STATED GOAL =>
Recast every line of the records below as a Markdown table with the columns "Row" and "Record line", numbering the rows in order and omitting blank lines.

SUPPLIED MATERIAL =>
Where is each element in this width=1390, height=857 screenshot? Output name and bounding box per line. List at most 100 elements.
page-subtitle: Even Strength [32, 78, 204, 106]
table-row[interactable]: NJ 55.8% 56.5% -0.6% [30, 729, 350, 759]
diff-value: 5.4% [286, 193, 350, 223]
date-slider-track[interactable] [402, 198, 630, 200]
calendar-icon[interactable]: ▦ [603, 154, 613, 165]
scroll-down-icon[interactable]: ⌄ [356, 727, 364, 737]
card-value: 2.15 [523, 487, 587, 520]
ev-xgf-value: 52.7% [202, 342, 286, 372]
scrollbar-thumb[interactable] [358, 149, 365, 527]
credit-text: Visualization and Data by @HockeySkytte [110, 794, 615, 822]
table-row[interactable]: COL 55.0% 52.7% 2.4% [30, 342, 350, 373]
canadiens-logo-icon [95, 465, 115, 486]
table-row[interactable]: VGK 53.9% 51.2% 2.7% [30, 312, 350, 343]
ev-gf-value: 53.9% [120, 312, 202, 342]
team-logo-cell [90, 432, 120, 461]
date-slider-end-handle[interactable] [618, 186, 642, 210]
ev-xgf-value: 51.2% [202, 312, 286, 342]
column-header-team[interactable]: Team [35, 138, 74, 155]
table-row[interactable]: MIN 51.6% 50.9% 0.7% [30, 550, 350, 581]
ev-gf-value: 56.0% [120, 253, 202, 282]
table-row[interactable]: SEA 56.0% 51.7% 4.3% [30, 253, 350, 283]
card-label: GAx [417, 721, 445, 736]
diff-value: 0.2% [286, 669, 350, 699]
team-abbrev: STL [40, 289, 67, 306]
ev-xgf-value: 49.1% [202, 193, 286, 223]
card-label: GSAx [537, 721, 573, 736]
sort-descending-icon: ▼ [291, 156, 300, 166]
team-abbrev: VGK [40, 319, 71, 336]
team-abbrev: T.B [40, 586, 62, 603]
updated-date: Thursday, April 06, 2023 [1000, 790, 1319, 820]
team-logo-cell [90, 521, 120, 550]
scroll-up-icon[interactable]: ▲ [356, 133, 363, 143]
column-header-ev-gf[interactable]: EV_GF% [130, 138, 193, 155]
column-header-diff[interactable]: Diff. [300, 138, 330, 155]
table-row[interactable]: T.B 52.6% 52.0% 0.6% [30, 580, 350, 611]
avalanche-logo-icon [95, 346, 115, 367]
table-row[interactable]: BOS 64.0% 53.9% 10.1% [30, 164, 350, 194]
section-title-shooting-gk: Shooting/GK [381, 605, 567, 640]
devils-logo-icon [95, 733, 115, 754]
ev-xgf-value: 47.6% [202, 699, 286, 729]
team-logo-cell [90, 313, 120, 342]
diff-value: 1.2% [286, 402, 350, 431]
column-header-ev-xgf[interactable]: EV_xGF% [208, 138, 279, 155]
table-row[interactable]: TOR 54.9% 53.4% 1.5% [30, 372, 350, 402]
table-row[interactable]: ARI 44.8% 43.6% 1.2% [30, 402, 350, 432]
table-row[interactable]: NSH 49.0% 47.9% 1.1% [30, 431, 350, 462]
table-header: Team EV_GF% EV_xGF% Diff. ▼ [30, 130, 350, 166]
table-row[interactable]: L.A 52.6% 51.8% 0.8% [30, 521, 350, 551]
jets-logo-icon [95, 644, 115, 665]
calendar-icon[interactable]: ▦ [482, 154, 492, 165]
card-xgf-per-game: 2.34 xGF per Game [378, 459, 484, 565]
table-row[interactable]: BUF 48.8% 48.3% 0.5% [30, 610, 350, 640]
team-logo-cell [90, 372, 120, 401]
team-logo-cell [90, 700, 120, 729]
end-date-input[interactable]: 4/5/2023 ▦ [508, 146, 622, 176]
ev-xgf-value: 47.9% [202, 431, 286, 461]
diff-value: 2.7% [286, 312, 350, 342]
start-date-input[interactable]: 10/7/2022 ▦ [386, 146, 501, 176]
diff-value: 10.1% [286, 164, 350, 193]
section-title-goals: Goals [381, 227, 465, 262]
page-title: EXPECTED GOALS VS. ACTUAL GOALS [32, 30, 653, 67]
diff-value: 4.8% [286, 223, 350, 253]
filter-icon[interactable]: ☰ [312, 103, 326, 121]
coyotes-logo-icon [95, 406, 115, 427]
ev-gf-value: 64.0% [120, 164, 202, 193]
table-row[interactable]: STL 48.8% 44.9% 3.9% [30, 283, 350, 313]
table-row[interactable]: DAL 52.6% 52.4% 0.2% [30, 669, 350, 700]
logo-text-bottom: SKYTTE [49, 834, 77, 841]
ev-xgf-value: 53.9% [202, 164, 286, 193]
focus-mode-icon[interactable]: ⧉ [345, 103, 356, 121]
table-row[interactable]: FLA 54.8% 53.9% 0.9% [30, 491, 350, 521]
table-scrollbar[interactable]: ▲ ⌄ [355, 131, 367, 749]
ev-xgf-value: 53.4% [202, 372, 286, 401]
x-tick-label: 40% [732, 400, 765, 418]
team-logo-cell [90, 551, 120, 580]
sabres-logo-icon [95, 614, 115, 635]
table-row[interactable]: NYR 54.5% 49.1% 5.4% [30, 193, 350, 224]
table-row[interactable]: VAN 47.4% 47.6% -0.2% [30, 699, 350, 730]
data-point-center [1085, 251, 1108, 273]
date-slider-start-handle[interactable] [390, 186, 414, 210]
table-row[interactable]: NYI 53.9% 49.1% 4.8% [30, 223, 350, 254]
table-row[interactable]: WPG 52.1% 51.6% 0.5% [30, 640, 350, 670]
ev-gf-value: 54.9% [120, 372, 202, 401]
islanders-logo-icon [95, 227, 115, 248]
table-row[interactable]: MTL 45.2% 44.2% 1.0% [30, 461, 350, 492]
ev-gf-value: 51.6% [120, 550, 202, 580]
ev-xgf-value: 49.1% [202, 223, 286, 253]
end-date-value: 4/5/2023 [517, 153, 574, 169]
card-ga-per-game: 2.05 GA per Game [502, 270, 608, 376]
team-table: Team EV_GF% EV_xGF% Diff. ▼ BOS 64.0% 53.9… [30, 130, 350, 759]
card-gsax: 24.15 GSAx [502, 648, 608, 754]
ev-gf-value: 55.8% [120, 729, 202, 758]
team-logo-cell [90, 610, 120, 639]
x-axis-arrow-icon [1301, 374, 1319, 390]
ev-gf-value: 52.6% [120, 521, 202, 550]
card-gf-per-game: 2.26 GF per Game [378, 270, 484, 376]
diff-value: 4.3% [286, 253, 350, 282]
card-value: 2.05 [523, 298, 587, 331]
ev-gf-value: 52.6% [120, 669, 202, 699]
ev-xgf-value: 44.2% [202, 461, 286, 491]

RESULT =>
| Row | Record line |
|---|---|
| 1 | Where is each element in this width=1390, height=857 screenshot? Output name and bounding box per line. List at most 100 elements. |
| 2 | page-subtitle: Even Strength [32, 78, 204, 106] |
| 3 | table-row[interactable]: NJ 55.8% 56.5% -0.6% [30, 729, 350, 759] |
| 4 | diff-value: 5.4% [286, 193, 350, 223] |
| 5 | date-slider-track[interactable] [402, 198, 630, 200] |
| 6 | calendar-icon[interactable]: ▦ [603, 154, 613, 165] |
| 7 | scroll-down-icon[interactable]: ⌄ [356, 727, 364, 737] |
| 8 | card-value: 2.15 [523, 487, 587, 520] |
| 9 | ev-xgf-value: 52.7% [202, 342, 286, 372] |
| 10 | scrollbar-thumb[interactable] [358, 149, 365, 527] |
| 11 | credit-text: Visualization and Data by @HockeySkytte [110, 794, 615, 822] |
| 12 | table-row[interactable]: COL 55.0% 52.7% 2.4% [30, 342, 350, 373] |
| 13 | canadiens-logo-icon [95, 465, 115, 486] |
| 14 | table-row[interactable]: VGK 53.9% 51.2% 2.7% [30, 312, 350, 343] |
| 15 | ev-gf-value: 53.9% [120, 312, 202, 342] |
| 16 | team-logo-cell [90, 432, 120, 461] |
| 17 | date-slider-end-handle[interactable] [618, 186, 642, 210] |
| 18 | ev-xgf-value: 51.2% [202, 312, 286, 342] |
| 19 | column-header-team[interactable]: Team [35, 138, 74, 155] |
| 20 | table-row[interactable]: MIN 51.6% 50.9% 0.7% [30, 550, 350, 581] |
| 21 | ev-gf-value: 56.0% [120, 253, 202, 282] |
| 22 | table-row[interactable]: SEA 56.0% 51.7% 4.3% [30, 253, 350, 283] |
| 23 | card-label: GAx [417, 721, 445, 736] |
| 24 | diff-value: 0.2% [286, 669, 350, 699] |
| 25 | team-abbrev: STL [40, 289, 67, 306] |
| 26 | ev-xgf-value: 49.1% [202, 193, 286, 223] |
| 27 | card-label: GSAx [537, 721, 573, 736] |
| 28 | sort-descending-icon: ▼ [291, 156, 300, 166] |
| 29 | team-abbrev: VGK [40, 319, 71, 336] |
| 30 | team-abbrev: T.B [40, 586, 62, 603] |
| 31 | updated-date: Thursday, April 06, 2023 [1000, 790, 1319, 820] |
| 32 | team-logo-cell [90, 521, 120, 550] |
| 33 | scroll-up-icon[interactable]: ▲ [356, 133, 363, 143] |
| 34 | column-header-ev-gf[interactable]: EV_GF% [130, 138, 193, 155] |
| 35 | column-header-diff[interactable]: Diff. [300, 138, 330, 155] |
| 36 | table-row[interactable]: T.B 52.6% 52.0% 0.6% [30, 580, 350, 611] |
| 37 | avalanche-logo-icon [95, 346, 115, 367] |
| 38 | table-row[interactable]: BOS 64.0% 53.9% 10.1% [30, 164, 350, 194] |
| 39 | section-title-shooting-gk: Shooting/GK [381, 605, 567, 640] |
| 40 | devils-logo-icon [95, 733, 115, 754] |
| 41 | ev-xgf-value: 47.6% [202, 699, 286, 729] |
| 42 | team-logo-cell [90, 313, 120, 342] |
| 43 | diff-value: 1.2% [286, 402, 350, 431] |
| 44 | column-header-ev-xgf[interactable]: EV_xGF% [208, 138, 279, 155] |
| 45 | table-row[interactable]: TOR 54.9% 53.4% 1.5% [30, 372, 350, 402] |
| 46 | table-row[interactable]: ARI 44.8% 43.6% 1.2% [30, 402, 350, 432] |
| 47 | table-row[interactable]: NSH 49.0% 47.9% 1.1% [30, 431, 350, 462] |
| 48 | table-header: Team EV_GF% EV_xGF% Diff. ▼ [30, 130, 350, 166] |
| 49 | table-row[interactable]: L.A 52.6% 51.8% 0.8% [30, 521, 350, 551] |
| 50 | jets-logo-icon [95, 644, 115, 665] |
| 51 | calendar-icon[interactable]: ▦ [482, 154, 492, 165] |
| 52 | card-xgf-per-game: 2.34 xGF per Game [378, 459, 484, 565] |
| 53 | table-row[interactable]: BUF 48.8% 48.3% 0.5% [30, 610, 350, 640] |
| 54 | team-logo-cell [90, 372, 120, 401] |
| 55 | team-logo-cell [90, 700, 120, 729] |
| 56 | end-date-input[interactable]: 4/5/2023 ▦ [508, 146, 622, 176] |
| 57 | ev-xgf-value: 47.9% [202, 431, 286, 461] |
| 58 | diff-value: 2.7% [286, 312, 350, 342] |
| 59 | start-date-input[interactable]: 10/7/2022 ▦ [386, 146, 501, 176] |
| 60 | diff-value: 10.1% [286, 164, 350, 193] |
| 61 | section-title-goals: Goals [381, 227, 465, 262] |
| 62 | page-title: EXPECTED GOALS VS. ACTUAL GOALS [32, 30, 653, 67] |
| 63 | diff-value: 4.8% [286, 223, 350, 253] |
| 64 | filter-icon[interactable]: ☰ [312, 103, 326, 121] |
| 65 | coyotes-logo-icon [95, 406, 115, 427] |
| 66 | ev-gf-value: 64.0% [120, 164, 202, 193] |
| 67 | table-row[interactable]: STL 48.8% 44.9% 3.9% [30, 283, 350, 313] |
| 68 | table-row[interactable]: DAL 52.6% 52.4% 0.2% [30, 669, 350, 700] |
| 69 | logo-text-bottom: SKYTTE [49, 834, 77, 841] |
| 70 | ev-xgf-value: 53.9% [202, 164, 286, 193] |
| 71 | focus-mode-icon[interactable]: ⧉ [345, 103, 356, 121] |
| 72 | table-row[interactable]: FLA 54.8% 53.9% 0.9% [30, 491, 350, 521] |
| 73 | table-scrollbar[interactable]: ▲ ⌄ [355, 131, 367, 749] |
| 74 | ev-xgf-value: 53.4% [202, 372, 286, 401] |
| 75 | x-tick-label: 40% [732, 400, 765, 418] |
| 76 | team-logo-cell [90, 551, 120, 580] |
| 77 | sabres-logo-icon [95, 614, 115, 635] |
| 78 | table-row[interactable]: NYR 54.5% 49.1% 5.4% [30, 193, 350, 224] |
| 79 | table-row[interactable]: VAN 47.4% 47.6% -0.2% [30, 699, 350, 730] |
| 80 | data-point-center [1085, 251, 1108, 273] |
| 81 | date-slider-start-handle[interactable] [390, 186, 414, 210] |
| 82 | table-row[interactable]: NYI 53.9% 49.1% 4.8% [30, 223, 350, 254] |
| 83 | table-row[interactable]: WPG 52.1% 51.6% 0.5% [30, 640, 350, 670] |
| 84 | ev-gf-value: 54.9% [120, 372, 202, 401] |
| 85 | islanders-logo-icon [95, 227, 115, 248] |
| 86 | table-row[interactable]: MTL 45.2% 44.2% 1.0% [30, 461, 350, 492] |
| 87 | ev-gf-value: 51.6% [120, 550, 202, 580] |
| 88 | ev-xgf-value: 49.1% [202, 223, 286, 253] |
| 89 | end-date-value: 4/5/2023 [517, 153, 574, 169] |
| 90 | card-ga-per-game: 2.05 GA per Game [502, 270, 608, 376] |
| 91 | team-table: Team EV_GF% EV_xGF% Diff. ▼ BOS 64.0% 53.9… [30, 130, 350, 759] |
| 92 | card-gsax: 24.15 GSAx [502, 648, 608, 754] |
| 93 | ev-gf-value: 55.8% [120, 729, 202, 758] |
| 94 | team-logo-cell [90, 610, 120, 639] |
| 95 | x-axis-arrow-icon [1301, 374, 1319, 390] |
| 96 | ev-gf-value: 52.6% [120, 521, 202, 550] |
| 97 | card-gf-per-game: 2.26 GF per Game [378, 270, 484, 376] |
| 98 | diff-value: 4.3% [286, 253, 350, 282] |
| 99 | card-value: 2.05 [523, 298, 587, 331] |
| 100 | ev-gf-value: 52.6% [120, 669, 202, 699] |
| 101 | ev-xgf-value: 44.2% [202, 461, 286, 491] |